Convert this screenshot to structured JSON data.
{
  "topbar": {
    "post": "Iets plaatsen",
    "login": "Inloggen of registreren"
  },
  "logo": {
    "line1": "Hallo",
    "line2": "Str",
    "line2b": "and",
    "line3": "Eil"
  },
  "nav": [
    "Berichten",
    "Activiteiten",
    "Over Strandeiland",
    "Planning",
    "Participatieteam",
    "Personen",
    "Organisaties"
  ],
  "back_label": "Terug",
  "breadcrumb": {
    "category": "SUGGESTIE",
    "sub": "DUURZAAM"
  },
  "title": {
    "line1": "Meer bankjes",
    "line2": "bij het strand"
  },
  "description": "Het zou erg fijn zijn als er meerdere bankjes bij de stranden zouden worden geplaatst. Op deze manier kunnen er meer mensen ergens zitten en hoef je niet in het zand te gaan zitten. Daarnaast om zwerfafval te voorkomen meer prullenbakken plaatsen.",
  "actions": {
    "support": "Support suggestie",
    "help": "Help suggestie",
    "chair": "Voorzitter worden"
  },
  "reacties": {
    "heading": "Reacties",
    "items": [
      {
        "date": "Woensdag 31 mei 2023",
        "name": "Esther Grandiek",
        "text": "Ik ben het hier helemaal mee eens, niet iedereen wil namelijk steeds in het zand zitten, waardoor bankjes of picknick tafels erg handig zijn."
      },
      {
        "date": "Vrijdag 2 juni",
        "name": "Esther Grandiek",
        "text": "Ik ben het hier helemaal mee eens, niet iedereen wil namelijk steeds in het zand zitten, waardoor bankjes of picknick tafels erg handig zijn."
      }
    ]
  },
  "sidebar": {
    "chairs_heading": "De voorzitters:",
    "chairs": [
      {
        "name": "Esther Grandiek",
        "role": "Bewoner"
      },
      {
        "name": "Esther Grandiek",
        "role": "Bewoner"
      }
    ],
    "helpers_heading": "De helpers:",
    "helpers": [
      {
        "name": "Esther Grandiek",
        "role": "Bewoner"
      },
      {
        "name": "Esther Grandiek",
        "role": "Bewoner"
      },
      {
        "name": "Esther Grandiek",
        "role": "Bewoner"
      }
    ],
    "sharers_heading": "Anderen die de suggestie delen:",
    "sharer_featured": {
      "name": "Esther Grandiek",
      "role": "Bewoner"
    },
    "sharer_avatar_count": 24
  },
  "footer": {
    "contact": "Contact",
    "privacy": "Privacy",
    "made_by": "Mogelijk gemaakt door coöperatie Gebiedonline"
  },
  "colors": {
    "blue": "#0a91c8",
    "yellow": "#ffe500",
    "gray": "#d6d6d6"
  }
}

************

◆ What is needed
Of the lines above, copy each that contains "plaatsen".

◆ Full answer
    "post": "Iets plaatsen",
  "description": "Het zou erg fijn zijn als er meerdere bankjes bij de stranden zouden worden geplaatst. Op deze manier kunnen er meer mensen ergens zitten en hoef je niet in het zand te gaan zitten. Daarnaast om zwerfafval te voorkomen meer prullenbakken plaatsen.",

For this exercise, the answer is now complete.